# INSTRUCTIONS FOR THE TASK
Find the lines holding the word "China" and collect them.

Items from a figure collection:
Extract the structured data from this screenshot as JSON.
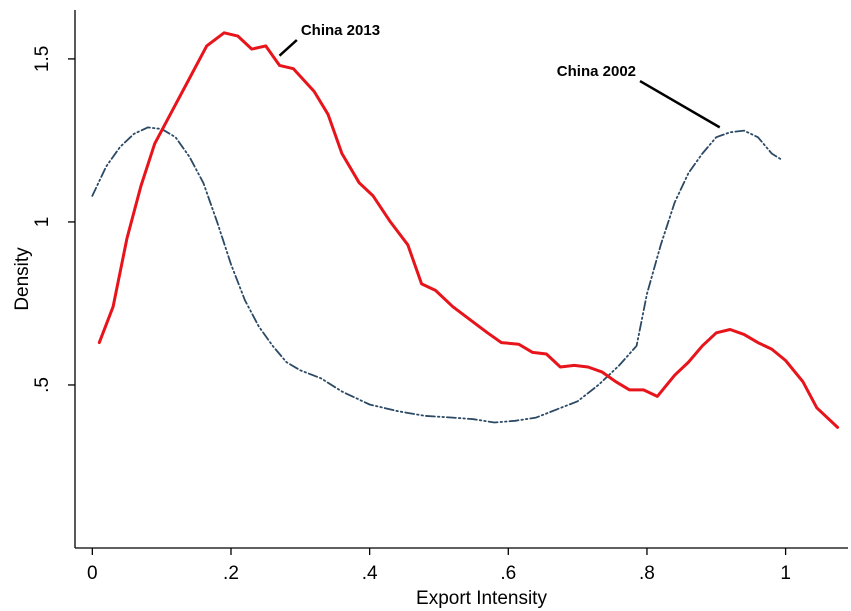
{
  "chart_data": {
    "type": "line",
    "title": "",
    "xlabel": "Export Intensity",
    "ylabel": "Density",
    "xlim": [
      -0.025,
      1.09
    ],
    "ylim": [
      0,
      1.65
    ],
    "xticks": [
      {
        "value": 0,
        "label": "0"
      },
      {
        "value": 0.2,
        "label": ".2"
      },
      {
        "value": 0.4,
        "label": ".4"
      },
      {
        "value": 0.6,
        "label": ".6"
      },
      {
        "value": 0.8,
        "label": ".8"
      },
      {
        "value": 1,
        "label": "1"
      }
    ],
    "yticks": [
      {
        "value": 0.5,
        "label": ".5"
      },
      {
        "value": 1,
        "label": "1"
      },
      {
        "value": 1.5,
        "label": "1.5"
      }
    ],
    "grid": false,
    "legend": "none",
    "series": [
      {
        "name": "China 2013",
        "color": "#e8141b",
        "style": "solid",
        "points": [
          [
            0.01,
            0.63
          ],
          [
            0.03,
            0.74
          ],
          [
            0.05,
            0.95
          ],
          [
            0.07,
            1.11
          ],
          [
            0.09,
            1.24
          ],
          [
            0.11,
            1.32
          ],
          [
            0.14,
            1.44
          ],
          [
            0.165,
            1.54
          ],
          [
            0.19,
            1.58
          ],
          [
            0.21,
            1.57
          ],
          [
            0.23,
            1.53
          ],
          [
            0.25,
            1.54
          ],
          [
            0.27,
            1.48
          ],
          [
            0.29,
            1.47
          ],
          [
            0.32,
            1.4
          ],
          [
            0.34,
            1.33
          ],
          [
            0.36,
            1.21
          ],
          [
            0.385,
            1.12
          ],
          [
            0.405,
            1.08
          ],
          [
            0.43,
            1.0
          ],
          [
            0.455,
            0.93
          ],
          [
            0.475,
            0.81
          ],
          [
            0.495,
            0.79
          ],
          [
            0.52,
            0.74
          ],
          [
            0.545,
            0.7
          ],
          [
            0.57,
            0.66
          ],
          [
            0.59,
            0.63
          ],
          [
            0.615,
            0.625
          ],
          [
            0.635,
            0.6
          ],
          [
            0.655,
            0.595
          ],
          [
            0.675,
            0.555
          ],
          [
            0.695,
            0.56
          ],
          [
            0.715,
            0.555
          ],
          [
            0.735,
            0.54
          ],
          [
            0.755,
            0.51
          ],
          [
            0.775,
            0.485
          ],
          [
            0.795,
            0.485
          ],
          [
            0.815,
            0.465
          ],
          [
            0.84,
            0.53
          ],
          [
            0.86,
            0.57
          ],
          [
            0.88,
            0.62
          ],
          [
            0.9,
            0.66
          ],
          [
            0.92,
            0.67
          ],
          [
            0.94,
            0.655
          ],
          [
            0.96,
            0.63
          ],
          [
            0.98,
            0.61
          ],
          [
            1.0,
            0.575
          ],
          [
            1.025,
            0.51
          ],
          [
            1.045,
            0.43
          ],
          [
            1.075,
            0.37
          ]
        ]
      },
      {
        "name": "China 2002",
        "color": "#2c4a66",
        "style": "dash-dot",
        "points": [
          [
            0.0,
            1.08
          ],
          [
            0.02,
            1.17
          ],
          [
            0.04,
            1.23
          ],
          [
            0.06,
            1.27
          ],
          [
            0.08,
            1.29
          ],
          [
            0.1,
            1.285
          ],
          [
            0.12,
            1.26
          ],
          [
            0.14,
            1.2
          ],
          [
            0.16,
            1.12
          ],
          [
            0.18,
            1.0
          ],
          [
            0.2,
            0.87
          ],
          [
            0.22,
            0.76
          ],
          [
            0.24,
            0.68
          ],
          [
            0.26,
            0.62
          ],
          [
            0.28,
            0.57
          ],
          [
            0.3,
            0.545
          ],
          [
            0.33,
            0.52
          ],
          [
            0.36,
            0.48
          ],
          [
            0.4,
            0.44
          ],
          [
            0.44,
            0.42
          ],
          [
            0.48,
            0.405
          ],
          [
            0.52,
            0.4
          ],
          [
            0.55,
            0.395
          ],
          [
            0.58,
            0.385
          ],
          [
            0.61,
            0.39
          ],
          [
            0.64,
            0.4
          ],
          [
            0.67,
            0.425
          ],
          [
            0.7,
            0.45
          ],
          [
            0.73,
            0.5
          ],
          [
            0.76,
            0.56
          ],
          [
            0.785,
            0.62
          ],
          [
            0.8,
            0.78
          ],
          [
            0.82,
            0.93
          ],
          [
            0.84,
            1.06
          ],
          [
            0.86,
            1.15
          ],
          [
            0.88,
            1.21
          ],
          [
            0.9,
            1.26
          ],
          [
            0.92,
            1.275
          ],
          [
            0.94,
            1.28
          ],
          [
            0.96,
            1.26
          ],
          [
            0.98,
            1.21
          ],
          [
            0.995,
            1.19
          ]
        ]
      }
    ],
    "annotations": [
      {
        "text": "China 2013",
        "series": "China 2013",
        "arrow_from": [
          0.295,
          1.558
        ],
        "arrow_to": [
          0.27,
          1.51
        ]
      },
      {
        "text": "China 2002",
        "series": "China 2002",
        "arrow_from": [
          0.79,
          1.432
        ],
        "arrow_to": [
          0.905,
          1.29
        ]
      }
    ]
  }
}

--

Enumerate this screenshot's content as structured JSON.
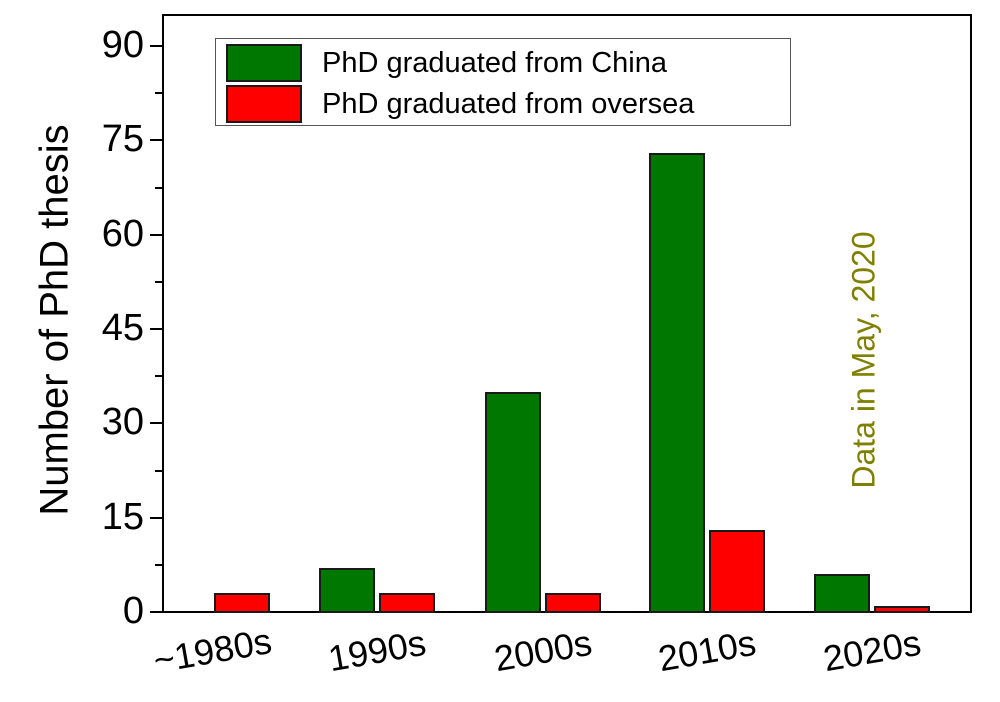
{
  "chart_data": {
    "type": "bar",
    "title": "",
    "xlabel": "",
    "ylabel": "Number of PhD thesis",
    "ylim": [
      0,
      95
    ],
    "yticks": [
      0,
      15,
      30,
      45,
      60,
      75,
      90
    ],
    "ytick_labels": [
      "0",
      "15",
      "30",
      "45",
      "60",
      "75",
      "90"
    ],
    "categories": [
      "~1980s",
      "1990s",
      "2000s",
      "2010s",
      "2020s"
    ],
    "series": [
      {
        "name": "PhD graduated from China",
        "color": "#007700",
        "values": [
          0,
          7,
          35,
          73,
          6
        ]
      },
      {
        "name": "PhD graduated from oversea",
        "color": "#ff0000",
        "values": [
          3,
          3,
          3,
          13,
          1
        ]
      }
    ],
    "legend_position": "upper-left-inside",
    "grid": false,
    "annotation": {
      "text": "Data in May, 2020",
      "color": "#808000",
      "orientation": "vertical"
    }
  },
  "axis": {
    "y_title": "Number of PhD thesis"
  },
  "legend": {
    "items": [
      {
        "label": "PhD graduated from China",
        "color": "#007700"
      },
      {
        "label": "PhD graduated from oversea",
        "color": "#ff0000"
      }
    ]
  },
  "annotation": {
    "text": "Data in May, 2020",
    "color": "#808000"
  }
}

--

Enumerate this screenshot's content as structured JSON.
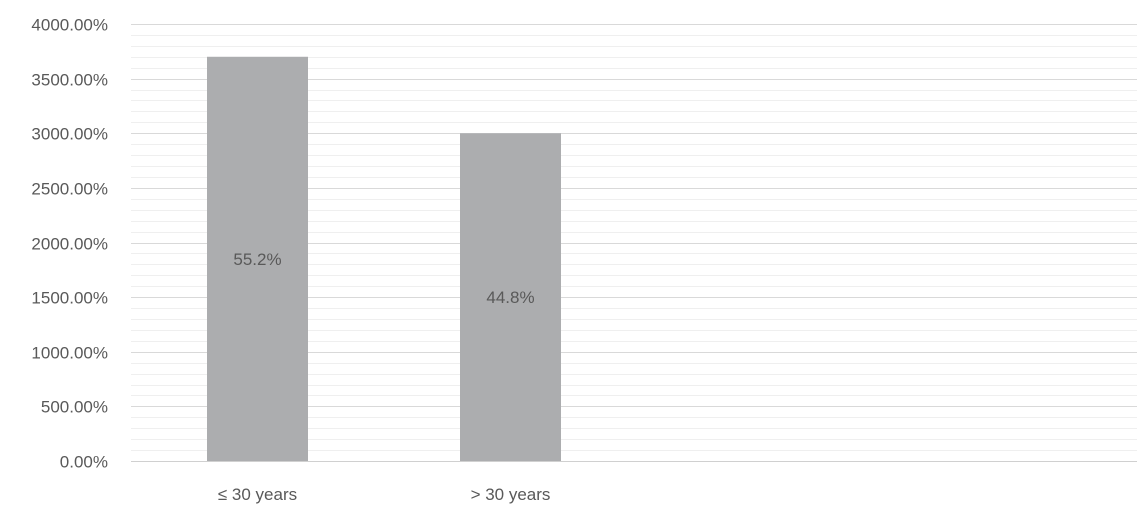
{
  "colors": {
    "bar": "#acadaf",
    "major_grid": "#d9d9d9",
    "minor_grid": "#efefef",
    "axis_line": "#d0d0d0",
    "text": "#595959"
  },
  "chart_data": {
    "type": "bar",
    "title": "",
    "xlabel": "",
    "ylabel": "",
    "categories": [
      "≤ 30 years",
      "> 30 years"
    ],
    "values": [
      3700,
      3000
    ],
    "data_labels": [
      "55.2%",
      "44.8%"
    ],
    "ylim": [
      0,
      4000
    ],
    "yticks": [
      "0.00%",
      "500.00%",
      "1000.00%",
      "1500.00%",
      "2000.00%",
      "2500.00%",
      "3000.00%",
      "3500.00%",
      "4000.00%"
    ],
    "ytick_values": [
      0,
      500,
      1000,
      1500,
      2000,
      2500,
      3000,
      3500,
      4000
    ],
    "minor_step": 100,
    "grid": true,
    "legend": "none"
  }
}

# RESPONSE TO THE EXERCISE
        "name": "China 2013",
        "name": "China 2002",
        "text": "China 2013",
        "series": "China 2013",
        "text": "China 2002",
        "series": "China 2002",
        "name": "PhD graduated from China",
        "label": "PhD graduated from China",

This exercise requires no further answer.